Task to complete ▸
Transcribe the entries that follow, word for word.

Records for processing ▸
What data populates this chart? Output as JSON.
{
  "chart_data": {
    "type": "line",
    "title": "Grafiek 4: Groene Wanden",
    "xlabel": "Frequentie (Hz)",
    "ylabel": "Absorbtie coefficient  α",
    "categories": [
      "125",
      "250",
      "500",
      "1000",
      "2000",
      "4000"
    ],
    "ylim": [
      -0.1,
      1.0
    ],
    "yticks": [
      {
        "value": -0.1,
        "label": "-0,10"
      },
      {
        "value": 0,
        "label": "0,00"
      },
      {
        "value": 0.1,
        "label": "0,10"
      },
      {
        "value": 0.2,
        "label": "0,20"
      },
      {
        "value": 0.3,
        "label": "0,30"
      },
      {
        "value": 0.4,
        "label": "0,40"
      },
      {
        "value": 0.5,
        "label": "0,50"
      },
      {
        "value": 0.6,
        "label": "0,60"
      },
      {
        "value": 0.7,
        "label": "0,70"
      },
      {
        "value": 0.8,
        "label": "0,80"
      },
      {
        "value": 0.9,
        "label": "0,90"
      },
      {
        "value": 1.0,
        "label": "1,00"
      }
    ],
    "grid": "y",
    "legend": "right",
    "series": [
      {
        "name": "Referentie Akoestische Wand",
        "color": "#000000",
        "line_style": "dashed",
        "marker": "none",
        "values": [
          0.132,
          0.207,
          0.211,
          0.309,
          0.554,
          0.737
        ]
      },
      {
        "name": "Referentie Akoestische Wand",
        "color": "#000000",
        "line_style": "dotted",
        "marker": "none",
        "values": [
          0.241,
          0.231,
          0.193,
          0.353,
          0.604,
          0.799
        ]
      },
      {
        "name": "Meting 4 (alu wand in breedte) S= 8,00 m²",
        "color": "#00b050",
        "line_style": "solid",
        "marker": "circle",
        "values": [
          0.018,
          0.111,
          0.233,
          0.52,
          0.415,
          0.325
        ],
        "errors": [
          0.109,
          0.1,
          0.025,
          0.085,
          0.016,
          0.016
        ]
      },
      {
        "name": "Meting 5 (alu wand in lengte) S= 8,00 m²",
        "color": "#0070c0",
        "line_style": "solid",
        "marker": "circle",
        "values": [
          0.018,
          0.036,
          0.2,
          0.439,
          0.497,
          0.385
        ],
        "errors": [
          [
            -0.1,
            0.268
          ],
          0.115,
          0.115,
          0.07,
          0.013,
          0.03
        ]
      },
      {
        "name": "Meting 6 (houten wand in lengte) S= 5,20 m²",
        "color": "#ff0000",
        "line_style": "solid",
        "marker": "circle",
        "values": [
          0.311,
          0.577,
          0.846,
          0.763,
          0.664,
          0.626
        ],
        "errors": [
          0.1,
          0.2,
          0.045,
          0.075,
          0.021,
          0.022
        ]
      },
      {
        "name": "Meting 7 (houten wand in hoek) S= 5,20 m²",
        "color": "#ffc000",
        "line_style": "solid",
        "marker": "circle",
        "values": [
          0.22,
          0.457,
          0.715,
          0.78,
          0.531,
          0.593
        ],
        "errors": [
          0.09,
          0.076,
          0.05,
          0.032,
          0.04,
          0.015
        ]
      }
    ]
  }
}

Response ▸
What data populates this chart? Output as JSON.
{
  "chart_data": {
    "type": "line",
    "title": "Grafiek 4: Groene Wanden",
    "xlabel": "Frequentie (Hz)",
    "ylabel": "Absorbtie coefficient  α",
    "categories": [
      "125",
      "250",
      "500",
      "1000",
      "2000",
      "4000"
    ],
    "ylim": [
      -0.1,
      1.0
    ],
    "yticks": [
      {
        "value": -0.1,
        "label": "-0,10"
      },
      {
        "value": 0,
        "label": "0,00"
      },
      {
        "value": 0.1,
        "label": "0,10"
      },
      {
        "value": 0.2,
        "label": "0,20"
      },
      {
        "value": 0.3,
        "label": "0,30"
      },
      {
        "value": 0.4,
        "label": "0,40"
      },
      {
        "value": 0.5,
        "label": "0,50"
      },
      {
        "value": 0.6,
        "label": "0,60"
      },
      {
        "value": 0.7,
        "label": "0,70"
      },
      {
        "value": 0.8,
        "label": "0,80"
      },
      {
        "value": 0.9,
        "label": "0,90"
      },
      {
        "value": 1.0,
        "label": "1,00"
      }
    ],
    "grid": "y",
    "legend": "right",
    "series": [
      {
        "name": "Referentie Akoestische Wand",
        "color": "#000000",
        "line_style": "dashed",
        "marker": "none",
        "values": [
          0.132,
          0.207,
          0.211,
          0.309,
          0.554,
          0.737
        ]
      },
      {
        "name": "Referentie Akoestische Wand",
        "color": "#000000",
        "line_style": "dotted",
        "marker": "none",
        "values": [
          0.241,
          0.231,
          0.193,
          0.353,
          0.604,
          0.799
        ]
      },
      {
        "name": "Meting 4 (alu wand in breedte) S= 8,00 m²",
        "color": "#00b050",
        "line_style": "solid",
        "marker": "circle",
        "values": [
          0.018,
          0.111,
          0.233,
          0.52,
          0.415,
          0.325
        ],
        "errors": [
          0.109,
          0.1,
          0.025,
          0.085,
          0.016,
          0.016
        ]
      },
      {
        "name": "Meting 5 (alu wand in lengte) S= 8,00 m²",
        "color": "#0070c0",
        "line_style": "solid",
        "marker": "circle",
        "values": [
          0.018,
          0.036,
          0.2,
          0.439,
          0.497,
          0.385
        ],
        "errors": [
          [
            -0.1,
            0.268
          ],
          0.115,
          0.115,
          0.07,
          0.013,
          0.03
        ]
      },
      {
        "name": "Meting 6 (houten wand in lengte) S= 5,20 m²",
        "color": "#ff0000",
        "line_style": "solid",
        "marker": "circle",
        "values": [
          0.311,
          0.577,
          0.846,
          0.763,
          0.664,
          0.626
        ],
        "errors": [
          0.1,
          0.2,
          0.045,
          0.075,
          0.021,
          0.022
        ]
      },
      {
        "name": "Meting 7 (houten wand in hoek) S= 5,20 m²",
        "color": "#ffc000",
        "line_style": "solid",
        "marker": "circle",
        "values": [
          0.22,
          0.457,
          0.715,
          0.78,
          0.531,
          0.593
        ],
        "errors": [
          0.09,
          0.076,
          0.05,
          0.032,
          0.04,
          0.015
        ]
      }
    ]
  }
}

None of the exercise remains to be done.